● Materials provided

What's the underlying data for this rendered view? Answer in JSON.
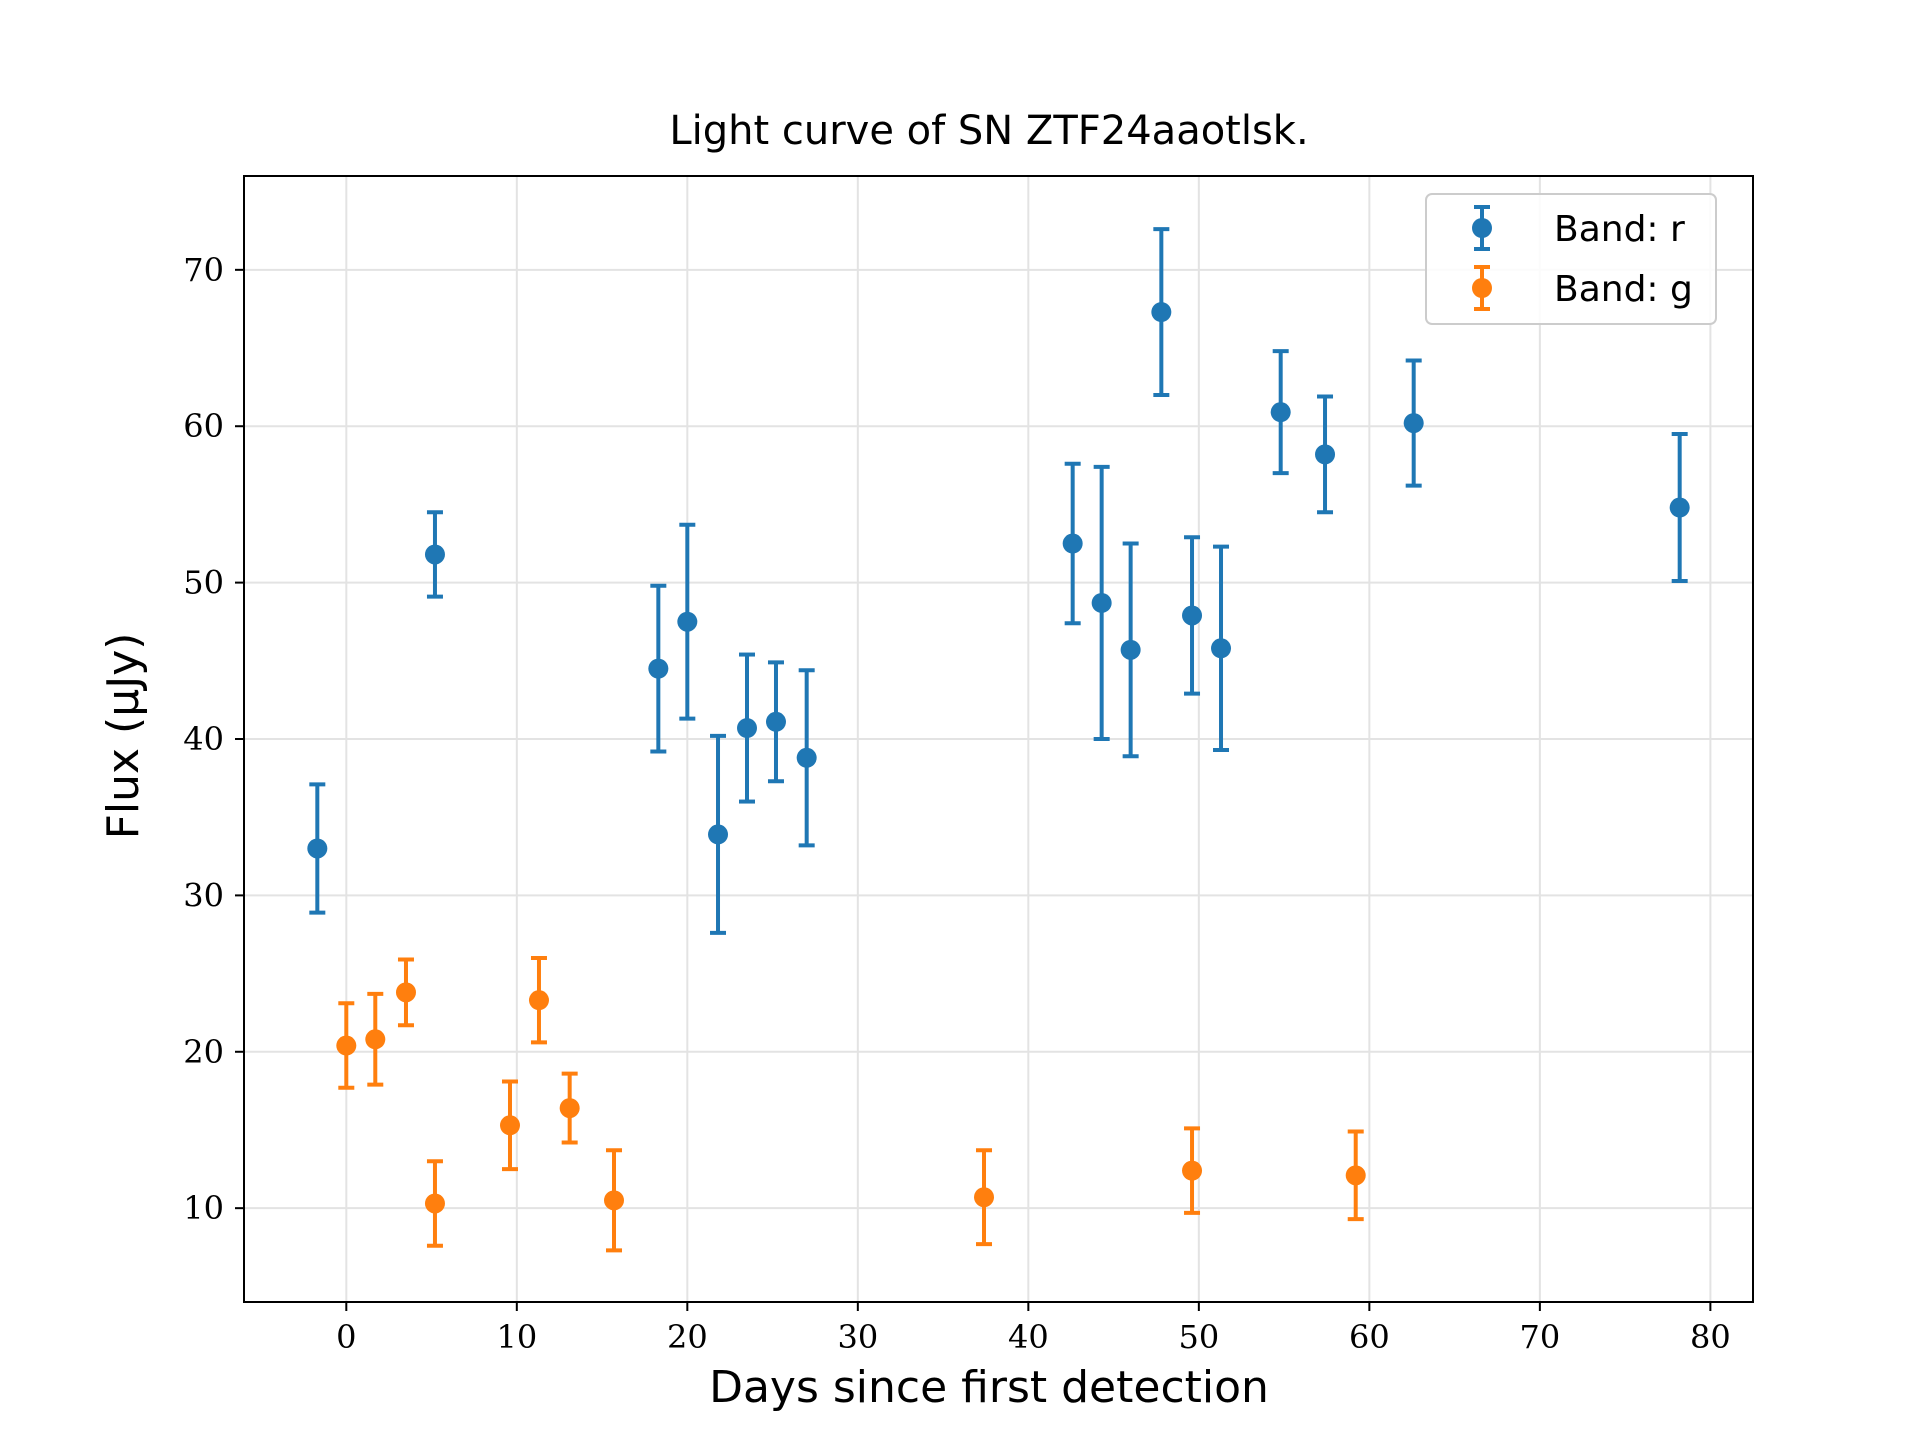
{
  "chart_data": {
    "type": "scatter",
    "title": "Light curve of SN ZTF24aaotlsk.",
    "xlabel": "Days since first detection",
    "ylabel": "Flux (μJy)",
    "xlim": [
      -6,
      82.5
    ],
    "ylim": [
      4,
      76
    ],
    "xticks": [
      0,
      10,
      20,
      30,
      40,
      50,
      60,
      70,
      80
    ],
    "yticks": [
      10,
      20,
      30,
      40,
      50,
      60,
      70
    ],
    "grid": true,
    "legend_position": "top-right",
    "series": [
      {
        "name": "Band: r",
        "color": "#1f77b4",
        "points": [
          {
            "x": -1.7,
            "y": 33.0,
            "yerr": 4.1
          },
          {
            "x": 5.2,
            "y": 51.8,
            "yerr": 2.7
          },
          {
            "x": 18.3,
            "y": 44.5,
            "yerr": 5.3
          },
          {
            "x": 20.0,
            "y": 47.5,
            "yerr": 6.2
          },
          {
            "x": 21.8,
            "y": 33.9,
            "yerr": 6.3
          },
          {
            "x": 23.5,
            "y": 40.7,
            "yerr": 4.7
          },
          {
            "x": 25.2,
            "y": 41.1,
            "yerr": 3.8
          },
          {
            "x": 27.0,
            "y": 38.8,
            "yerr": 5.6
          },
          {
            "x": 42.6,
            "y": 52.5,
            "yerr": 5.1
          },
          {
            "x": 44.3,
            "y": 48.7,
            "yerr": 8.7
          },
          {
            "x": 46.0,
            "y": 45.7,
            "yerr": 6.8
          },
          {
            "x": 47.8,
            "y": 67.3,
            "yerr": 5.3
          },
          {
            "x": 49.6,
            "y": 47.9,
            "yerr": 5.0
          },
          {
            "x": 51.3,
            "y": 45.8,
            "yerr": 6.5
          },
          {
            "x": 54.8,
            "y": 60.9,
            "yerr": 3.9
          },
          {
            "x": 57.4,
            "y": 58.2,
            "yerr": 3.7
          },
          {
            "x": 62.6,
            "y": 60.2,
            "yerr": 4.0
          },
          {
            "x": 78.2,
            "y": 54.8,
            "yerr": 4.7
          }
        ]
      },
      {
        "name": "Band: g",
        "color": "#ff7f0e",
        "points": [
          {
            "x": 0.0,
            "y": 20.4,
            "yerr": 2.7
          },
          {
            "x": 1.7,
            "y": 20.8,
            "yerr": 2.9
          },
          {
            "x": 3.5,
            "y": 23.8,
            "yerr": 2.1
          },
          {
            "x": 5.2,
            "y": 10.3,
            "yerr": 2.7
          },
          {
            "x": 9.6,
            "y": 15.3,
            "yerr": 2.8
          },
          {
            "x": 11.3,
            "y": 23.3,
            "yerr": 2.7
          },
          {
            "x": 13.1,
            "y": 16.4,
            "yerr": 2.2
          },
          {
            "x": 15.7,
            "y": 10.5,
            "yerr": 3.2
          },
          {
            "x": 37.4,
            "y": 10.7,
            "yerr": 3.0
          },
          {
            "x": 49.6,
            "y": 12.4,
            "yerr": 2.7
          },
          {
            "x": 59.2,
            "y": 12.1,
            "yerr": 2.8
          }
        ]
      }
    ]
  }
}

● Task description
Restate the full listing verbatim and drop every picture.

● Reply to the task
What's the underlying data for this rendered view? Answer in JSON.
{
  "chart_data": {
    "type": "scatter",
    "title": "Light curve of SN ZTF24aaotlsk.",
    "xlabel": "Days since first detection",
    "ylabel": "Flux (μJy)",
    "xlim": [
      -6,
      82.5
    ],
    "ylim": [
      4,
      76
    ],
    "xticks": [
      0,
      10,
      20,
      30,
      40,
      50,
      60,
      70,
      80
    ],
    "yticks": [
      10,
      20,
      30,
      40,
      50,
      60,
      70
    ],
    "grid": true,
    "legend_position": "top-right",
    "series": [
      {
        "name": "Band: r",
        "color": "#1f77b4",
        "points": [
          {
            "x": -1.7,
            "y": 33.0,
            "yerr": 4.1
          },
          {
            "x": 5.2,
            "y": 51.8,
            "yerr": 2.7
          },
          {
            "x": 18.3,
            "y": 44.5,
            "yerr": 5.3
          },
          {
            "x": 20.0,
            "y": 47.5,
            "yerr": 6.2
          },
          {
            "x": 21.8,
            "y": 33.9,
            "yerr": 6.3
          },
          {
            "x": 23.5,
            "y": 40.7,
            "yerr": 4.7
          },
          {
            "x": 25.2,
            "y": 41.1,
            "yerr": 3.8
          },
          {
            "x": 27.0,
            "y": 38.8,
            "yerr": 5.6
          },
          {
            "x": 42.6,
            "y": 52.5,
            "yerr": 5.1
          },
          {
            "x": 44.3,
            "y": 48.7,
            "yerr": 8.7
          },
          {
            "x": 46.0,
            "y": 45.7,
            "yerr": 6.8
          },
          {
            "x": 47.8,
            "y": 67.3,
            "yerr": 5.3
          },
          {
            "x": 49.6,
            "y": 47.9,
            "yerr": 5.0
          },
          {
            "x": 51.3,
            "y": 45.8,
            "yerr": 6.5
          },
          {
            "x": 54.8,
            "y": 60.9,
            "yerr": 3.9
          },
          {
            "x": 57.4,
            "y": 58.2,
            "yerr": 3.7
          },
          {
            "x": 62.6,
            "y": 60.2,
            "yerr": 4.0
          },
          {
            "x": 78.2,
            "y": 54.8,
            "yerr": 4.7
          }
        ]
      },
      {
        "name": "Band: g",
        "color": "#ff7f0e",
        "points": [
          {
            "x": 0.0,
            "y": 20.4,
            "yerr": 2.7
          },
          {
            "x": 1.7,
            "y": 20.8,
            "yerr": 2.9
          },
          {
            "x": 3.5,
            "y": 23.8,
            "yerr": 2.1
          },
          {
            "x": 5.2,
            "y": 10.3,
            "yerr": 2.7
          },
          {
            "x": 9.6,
            "y": 15.3,
            "yerr": 2.8
          },
          {
            "x": 11.3,
            "y": 23.3,
            "yerr": 2.7
          },
          {
            "x": 13.1,
            "y": 16.4,
            "yerr": 2.2
          },
          {
            "x": 15.7,
            "y": 10.5,
            "yerr": 3.2
          },
          {
            "x": 37.4,
            "y": 10.7,
            "yerr": 3.0
          },
          {
            "x": 49.6,
            "y": 12.4,
            "yerr": 2.7
          },
          {
            "x": 59.2,
            "y": 12.1,
            "yerr": 2.8
          }
        ]
      }
    ]
  }
}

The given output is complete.